SET TASK:
Pick every line from the data that holds the word "Final".

TASK MATERIAL:
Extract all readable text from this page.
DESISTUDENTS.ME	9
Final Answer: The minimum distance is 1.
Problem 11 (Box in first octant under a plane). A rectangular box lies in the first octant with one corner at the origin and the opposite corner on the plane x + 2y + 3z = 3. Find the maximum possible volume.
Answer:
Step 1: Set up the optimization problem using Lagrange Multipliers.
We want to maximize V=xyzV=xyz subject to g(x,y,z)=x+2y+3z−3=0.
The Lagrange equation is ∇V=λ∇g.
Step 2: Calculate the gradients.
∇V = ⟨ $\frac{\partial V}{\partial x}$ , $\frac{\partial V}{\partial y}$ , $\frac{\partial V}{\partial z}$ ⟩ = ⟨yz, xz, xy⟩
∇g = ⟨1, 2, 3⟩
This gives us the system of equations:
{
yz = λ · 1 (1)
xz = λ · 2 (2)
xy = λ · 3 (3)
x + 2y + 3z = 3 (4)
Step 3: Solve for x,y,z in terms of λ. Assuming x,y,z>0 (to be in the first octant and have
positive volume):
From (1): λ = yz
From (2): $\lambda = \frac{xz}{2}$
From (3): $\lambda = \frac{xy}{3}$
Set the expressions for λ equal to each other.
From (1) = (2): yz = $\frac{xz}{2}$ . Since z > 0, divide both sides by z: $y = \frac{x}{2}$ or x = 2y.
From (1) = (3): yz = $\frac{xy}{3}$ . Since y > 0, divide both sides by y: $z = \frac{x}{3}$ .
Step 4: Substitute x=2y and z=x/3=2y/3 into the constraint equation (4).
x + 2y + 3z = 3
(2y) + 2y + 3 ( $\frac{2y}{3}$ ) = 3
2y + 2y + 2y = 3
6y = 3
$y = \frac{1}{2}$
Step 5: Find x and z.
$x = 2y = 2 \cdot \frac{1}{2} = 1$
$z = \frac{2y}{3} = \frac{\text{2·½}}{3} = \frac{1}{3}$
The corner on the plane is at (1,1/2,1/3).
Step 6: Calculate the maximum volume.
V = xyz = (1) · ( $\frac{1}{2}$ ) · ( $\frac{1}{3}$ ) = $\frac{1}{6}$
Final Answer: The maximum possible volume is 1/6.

SOLUTION BELOW:
Final Answer: The minimum distance is 1.
Final Answer: The maximum possible volume is 1/6.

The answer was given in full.